### TASK STATEMENT
Copy every record exactly, and keep the pictures out.

### EXERCISE DATA

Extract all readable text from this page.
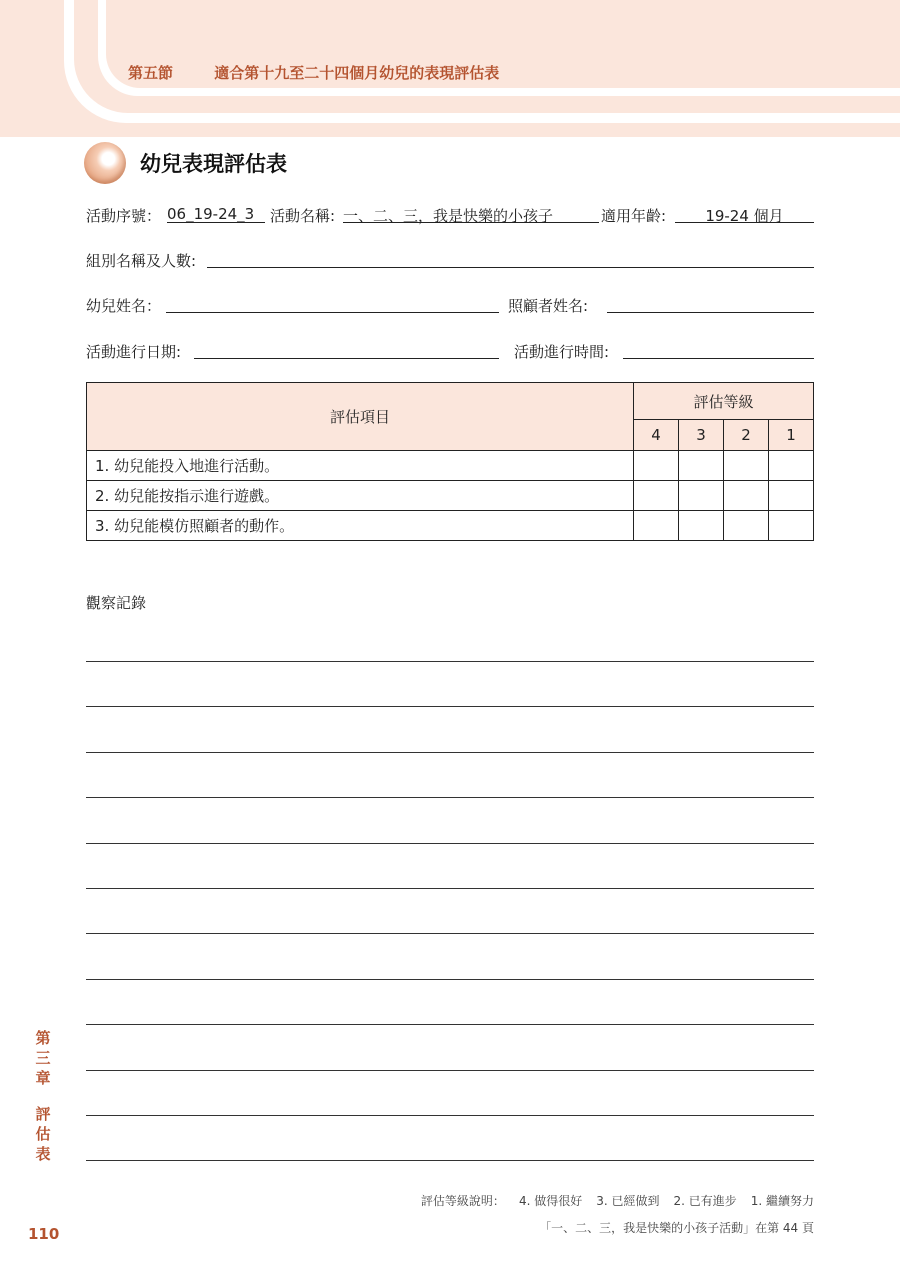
第五節	適合第十九至二十四個月幼兒的表現評估表
幼兒表現評估表
活動序號： 06_19-24_3	活動名稱: 一、二、三，我是快樂的小孩子	適用年齡:	19-24 個月
組別名稱及人數:
幼兒姓名：	照顧者姓名:
活動進行日期:	活動進行時間:
評估項目	評估等級			
	4	3	2	1
1. 幼兒能投入地進行活動。				
2. 幼兒能按指示進行遊戲。				
3. 幼兒能模仿照顧者的動作。				
觀察記錄
第
三
章
評
估
表
110
評估等級說明： 4. 做得很好 3. 已經做到 2. 已有進步 1. 繼續努力
「一、二、三，我是快樂的小孩子活動」在第 44 頁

### FINAL RESULT
Extract all readable text from this page.
第五節	適合第十九至二十四個月幼兒的表現評估表
幼兒表現評估表
活動序號： 06_19-24_3	活動名稱: 一、二、三，我是快樂的小孩子	適用年齡:	19-24 個月
組別名稱及人數:
幼兒姓名：	照顧者姓名:
活動進行日期:	活動進行時間:
評估項目	評估等級			
	4	3	2	1
1. 幼兒能投入地進行活動。				
2. 幼兒能按指示進行遊戲。				
3. 幼兒能模仿照顧者的動作。				
觀察記錄
第
三
章
評
估
表
110
評估等級說明： 4. 做得很好 3. 已經做到 2. 已有進步 1. 繼續努力
「一、二、三，我是快樂的小孩子活動」在第 44 頁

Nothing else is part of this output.